__Record list__.
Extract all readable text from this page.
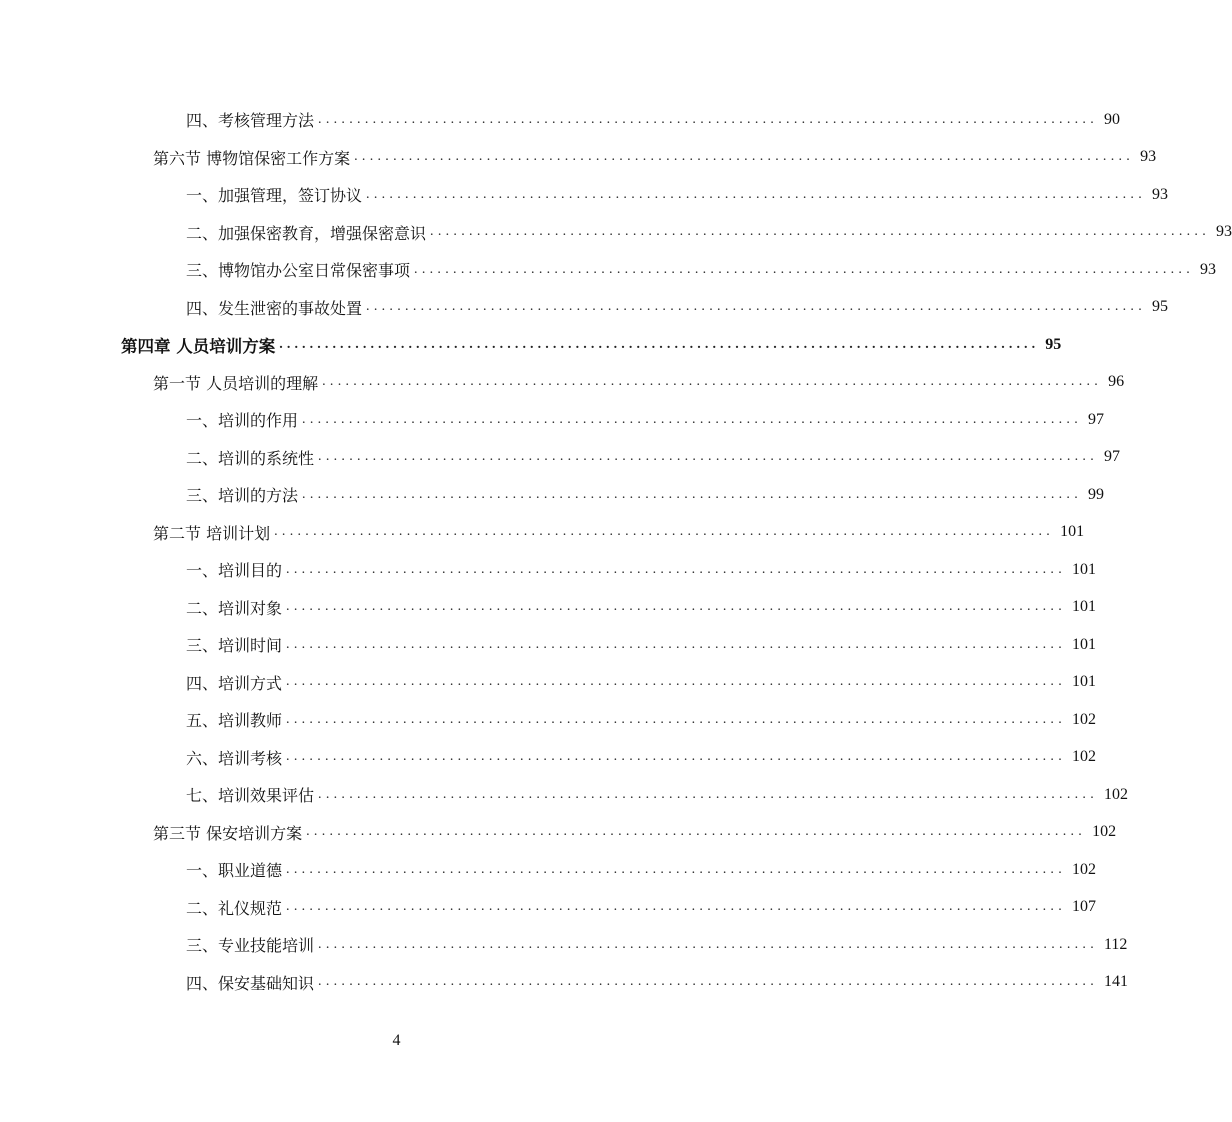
四、考核管理方法 .................................................................................................... 90
第六节 博物馆保密工作方案 .................................................................................................... 93
一、加强管理，签订协议 .................................................................................................... 93
二、加强保密教育，增强保密意识 .................................................................................................... 93
三、博物馆办公室日常保密事项 .................................................................................................... 93
四、发生泄密的事故处置 .................................................................................................... 95
第四章 人员培训方案 .................................................................................................... 95
第一节 人员培训的理解 .................................................................................................... 96
一、培训的作用 .................................................................................................... 97
二、培训的系统性 .................................................................................................... 97
三、培训的方法 .................................................................................................... 99
第二节 培训计划 .................................................................................................... 101
一、培训目的 .................................................................................................... 101
二、培训对象 .................................................................................................... 101
三、培训时间 .................................................................................................... 101
四、培训方式 .................................................................................................... 101
五、培训教师 .................................................................................................... 102
六、培训考核 .................................................................................................... 102
七、培训效果评估 .................................................................................................... 102
第三节 保安培训方案 .................................................................................................... 102
一、职业道德 .................................................................................................... 102
二、礼仪规范 .................................................................................................... 107
三、专业技能培训 .................................................................................................... 112
四、保安基础知识 .................................................................................................... 141
4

__Written task__. Repeat each entry exactly as given; no pictures belong in the copy.

__Task answer__.
Extract all readable text from this page.
四、考核管理方法 .................................................................................................... 90
第六节 博物馆保密工作方案 .................................................................................................... 93
一、加强管理，签订协议 .................................................................................................... 93
二、加强保密教育，增强保密意识 .................................................................................................... 93
三、博物馆办公室日常保密事项 .................................................................................................... 93
四、发生泄密的事故处置 .................................................................................................... 95
第四章 人员培训方案 .................................................................................................... 95
第一节 人员培训的理解 .................................................................................................... 96
一、培训的作用 .................................................................................................... 97
二、培训的系统性 .................................................................................................... 97
三、培训的方法 .................................................................................................... 99
第二节 培训计划 .................................................................................................... 101
一、培训目的 .................................................................................................... 101
二、培训对象 .................................................................................................... 101
三、培训时间 .................................................................................................... 101
四、培训方式 .................................................................................................... 101
五、培训教师 .................................................................................................... 102
六、培训考核 .................................................................................................... 102
七、培训效果评估 .................................................................................................... 102
第三节 保安培训方案 .................................................................................................... 102
一、职业道德 .................................................................................................... 102
二、礼仪规范 .................................................................................................... 107
三、专业技能培训 .................................................................................................... 112
四、保安基础知识 .................................................................................................... 141
4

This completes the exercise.